> **Requirements**
Out of the lines below, please list those that hold the string "plain".

> **Dataset content**
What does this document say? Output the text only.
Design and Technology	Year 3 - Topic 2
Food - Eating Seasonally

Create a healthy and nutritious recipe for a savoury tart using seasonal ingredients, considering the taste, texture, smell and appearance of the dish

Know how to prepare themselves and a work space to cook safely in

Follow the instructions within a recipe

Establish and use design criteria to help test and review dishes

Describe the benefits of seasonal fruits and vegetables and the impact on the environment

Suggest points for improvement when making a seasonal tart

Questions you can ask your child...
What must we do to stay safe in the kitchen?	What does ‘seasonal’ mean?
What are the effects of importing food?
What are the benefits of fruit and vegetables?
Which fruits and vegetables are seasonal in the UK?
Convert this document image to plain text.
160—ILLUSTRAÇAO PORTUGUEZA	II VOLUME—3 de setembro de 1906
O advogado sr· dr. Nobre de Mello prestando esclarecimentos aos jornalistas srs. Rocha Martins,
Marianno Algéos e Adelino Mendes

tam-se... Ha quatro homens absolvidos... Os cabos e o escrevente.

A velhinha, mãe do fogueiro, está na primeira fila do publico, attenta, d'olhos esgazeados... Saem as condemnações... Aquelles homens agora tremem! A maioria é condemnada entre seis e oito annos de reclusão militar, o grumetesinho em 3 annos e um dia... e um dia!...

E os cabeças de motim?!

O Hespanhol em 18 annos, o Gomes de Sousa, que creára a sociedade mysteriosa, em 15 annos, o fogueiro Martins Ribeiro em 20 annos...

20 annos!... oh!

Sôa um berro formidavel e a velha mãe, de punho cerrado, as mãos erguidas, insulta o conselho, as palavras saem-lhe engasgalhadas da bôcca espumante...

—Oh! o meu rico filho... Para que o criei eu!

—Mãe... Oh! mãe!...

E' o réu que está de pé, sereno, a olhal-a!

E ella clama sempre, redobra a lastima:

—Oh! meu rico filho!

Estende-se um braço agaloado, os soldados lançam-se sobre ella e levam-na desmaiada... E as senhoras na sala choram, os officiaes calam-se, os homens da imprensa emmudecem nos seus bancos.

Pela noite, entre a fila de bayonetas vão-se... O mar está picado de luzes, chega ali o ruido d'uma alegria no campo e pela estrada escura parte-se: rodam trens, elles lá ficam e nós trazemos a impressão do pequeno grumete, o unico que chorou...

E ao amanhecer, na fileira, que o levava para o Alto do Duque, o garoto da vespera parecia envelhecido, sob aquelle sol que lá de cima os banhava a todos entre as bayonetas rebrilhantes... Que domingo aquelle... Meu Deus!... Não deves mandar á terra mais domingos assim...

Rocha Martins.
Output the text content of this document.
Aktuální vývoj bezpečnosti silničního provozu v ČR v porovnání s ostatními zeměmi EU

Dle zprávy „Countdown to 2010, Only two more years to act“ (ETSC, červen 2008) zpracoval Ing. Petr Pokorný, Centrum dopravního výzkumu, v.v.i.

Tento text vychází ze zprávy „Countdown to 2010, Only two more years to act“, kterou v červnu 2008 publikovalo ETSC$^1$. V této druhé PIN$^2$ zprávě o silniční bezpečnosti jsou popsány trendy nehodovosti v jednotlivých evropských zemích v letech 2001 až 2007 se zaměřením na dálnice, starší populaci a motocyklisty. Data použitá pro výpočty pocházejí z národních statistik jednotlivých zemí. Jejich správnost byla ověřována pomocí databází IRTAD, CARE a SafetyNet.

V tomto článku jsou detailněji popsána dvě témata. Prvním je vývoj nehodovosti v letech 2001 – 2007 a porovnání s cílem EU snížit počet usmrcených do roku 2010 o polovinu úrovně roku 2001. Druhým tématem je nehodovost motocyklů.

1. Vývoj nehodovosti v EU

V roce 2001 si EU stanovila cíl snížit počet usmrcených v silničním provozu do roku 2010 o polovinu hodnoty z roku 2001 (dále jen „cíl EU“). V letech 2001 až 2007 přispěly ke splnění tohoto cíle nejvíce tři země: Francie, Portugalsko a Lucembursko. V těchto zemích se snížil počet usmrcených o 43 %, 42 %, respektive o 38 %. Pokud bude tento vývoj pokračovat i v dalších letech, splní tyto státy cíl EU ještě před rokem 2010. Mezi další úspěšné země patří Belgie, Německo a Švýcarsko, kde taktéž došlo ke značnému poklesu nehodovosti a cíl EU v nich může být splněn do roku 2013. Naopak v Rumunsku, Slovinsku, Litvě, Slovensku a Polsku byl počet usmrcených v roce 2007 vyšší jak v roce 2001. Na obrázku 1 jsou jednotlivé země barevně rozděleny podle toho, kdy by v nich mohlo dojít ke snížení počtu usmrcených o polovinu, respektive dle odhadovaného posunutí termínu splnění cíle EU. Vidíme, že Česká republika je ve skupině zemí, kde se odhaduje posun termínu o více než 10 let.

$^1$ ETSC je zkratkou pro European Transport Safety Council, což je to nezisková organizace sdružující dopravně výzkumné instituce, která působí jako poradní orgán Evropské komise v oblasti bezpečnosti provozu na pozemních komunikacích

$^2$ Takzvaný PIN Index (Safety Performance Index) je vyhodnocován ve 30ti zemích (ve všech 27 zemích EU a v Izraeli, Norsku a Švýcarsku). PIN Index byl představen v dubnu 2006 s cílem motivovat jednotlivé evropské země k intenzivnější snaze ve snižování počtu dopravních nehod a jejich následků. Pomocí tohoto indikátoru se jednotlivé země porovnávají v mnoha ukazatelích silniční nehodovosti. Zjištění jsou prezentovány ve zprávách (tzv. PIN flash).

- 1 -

--

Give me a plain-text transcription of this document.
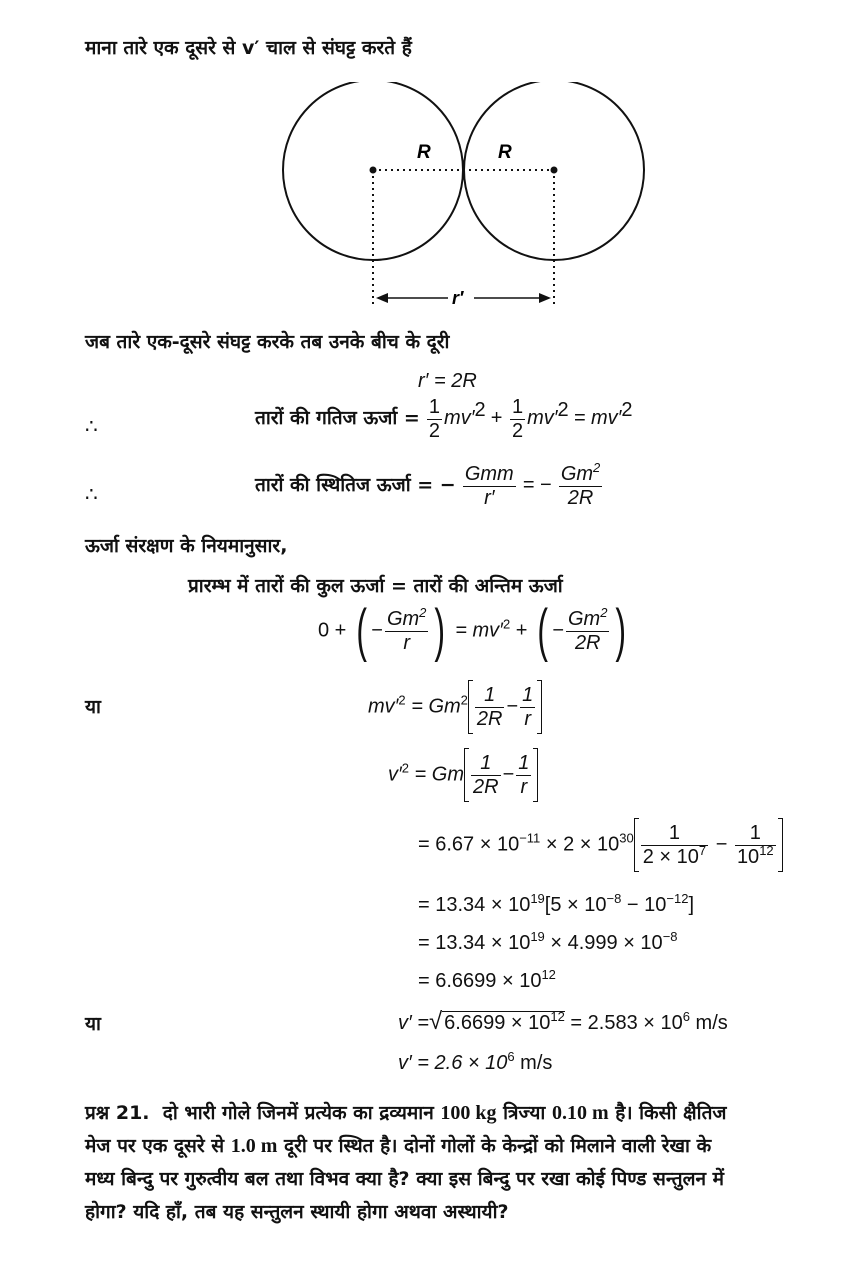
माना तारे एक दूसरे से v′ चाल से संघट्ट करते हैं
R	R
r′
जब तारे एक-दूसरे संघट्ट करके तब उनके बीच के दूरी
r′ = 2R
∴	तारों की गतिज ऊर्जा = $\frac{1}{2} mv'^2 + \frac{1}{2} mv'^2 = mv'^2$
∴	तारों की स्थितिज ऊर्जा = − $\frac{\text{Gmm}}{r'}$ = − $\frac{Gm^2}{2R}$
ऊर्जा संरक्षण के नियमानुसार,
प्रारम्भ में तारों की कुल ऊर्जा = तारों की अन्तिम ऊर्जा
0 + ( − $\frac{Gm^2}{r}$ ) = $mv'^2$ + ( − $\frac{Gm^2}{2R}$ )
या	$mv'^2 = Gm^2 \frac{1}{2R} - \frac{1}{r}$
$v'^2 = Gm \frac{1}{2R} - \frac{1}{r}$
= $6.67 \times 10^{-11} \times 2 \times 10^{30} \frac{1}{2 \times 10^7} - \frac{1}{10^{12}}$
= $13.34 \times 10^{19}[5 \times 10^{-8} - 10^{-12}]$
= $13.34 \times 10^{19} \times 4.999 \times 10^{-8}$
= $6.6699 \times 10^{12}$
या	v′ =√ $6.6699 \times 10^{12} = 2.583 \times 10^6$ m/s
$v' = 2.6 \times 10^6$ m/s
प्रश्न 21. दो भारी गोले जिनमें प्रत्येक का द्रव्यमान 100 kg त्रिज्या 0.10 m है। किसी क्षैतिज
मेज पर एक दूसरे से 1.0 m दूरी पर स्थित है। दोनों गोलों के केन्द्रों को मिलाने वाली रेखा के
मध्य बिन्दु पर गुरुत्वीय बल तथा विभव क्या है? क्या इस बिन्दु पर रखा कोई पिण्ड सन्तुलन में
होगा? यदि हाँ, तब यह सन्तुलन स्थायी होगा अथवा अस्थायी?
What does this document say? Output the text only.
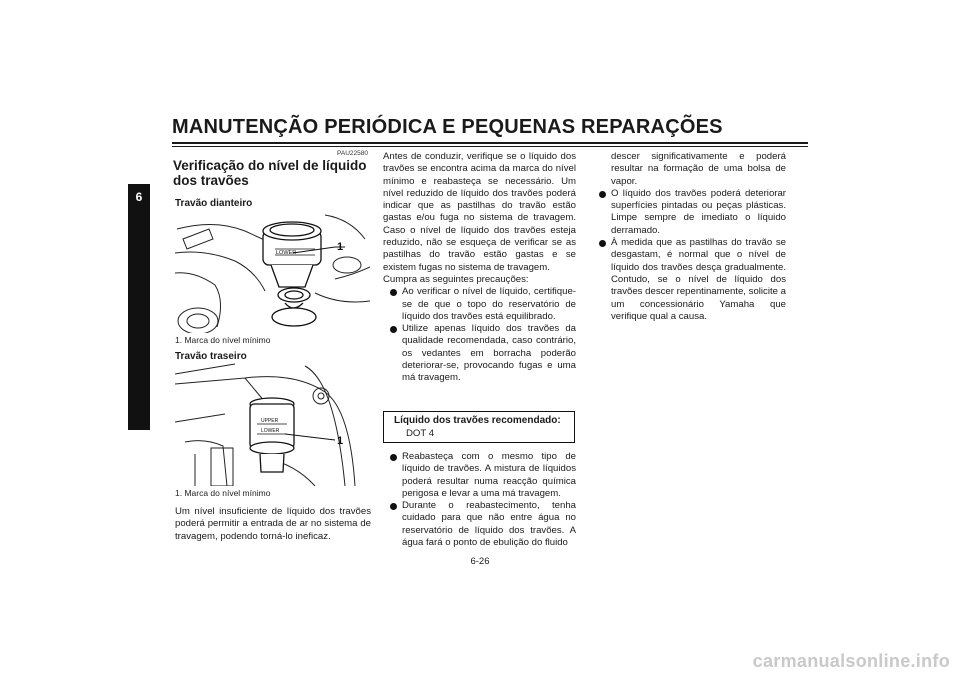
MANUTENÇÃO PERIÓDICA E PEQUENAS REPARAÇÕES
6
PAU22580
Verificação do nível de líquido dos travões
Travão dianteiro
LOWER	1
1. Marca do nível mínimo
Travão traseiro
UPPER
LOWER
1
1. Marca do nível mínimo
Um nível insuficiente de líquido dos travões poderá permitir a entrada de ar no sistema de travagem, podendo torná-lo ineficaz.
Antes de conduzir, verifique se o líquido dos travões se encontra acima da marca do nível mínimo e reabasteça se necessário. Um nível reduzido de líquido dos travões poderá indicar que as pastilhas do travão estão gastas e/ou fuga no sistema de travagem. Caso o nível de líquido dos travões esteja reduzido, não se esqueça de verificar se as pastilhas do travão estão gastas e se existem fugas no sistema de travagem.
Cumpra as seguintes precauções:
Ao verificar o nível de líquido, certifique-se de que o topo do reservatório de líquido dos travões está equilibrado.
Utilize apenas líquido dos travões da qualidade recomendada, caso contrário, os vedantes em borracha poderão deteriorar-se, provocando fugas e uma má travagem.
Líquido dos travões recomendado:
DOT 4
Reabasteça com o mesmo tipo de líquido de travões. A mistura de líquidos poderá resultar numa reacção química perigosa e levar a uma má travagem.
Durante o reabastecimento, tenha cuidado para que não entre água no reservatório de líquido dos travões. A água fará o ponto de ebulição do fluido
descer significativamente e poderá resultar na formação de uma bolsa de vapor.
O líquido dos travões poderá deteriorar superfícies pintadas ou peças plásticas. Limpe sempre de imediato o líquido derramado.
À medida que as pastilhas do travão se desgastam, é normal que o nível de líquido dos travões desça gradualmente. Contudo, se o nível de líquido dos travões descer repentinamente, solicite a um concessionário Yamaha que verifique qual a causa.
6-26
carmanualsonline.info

> **Solution to the problem**
Convert this document image to plain text.
Give me a plain-text transcription of this document.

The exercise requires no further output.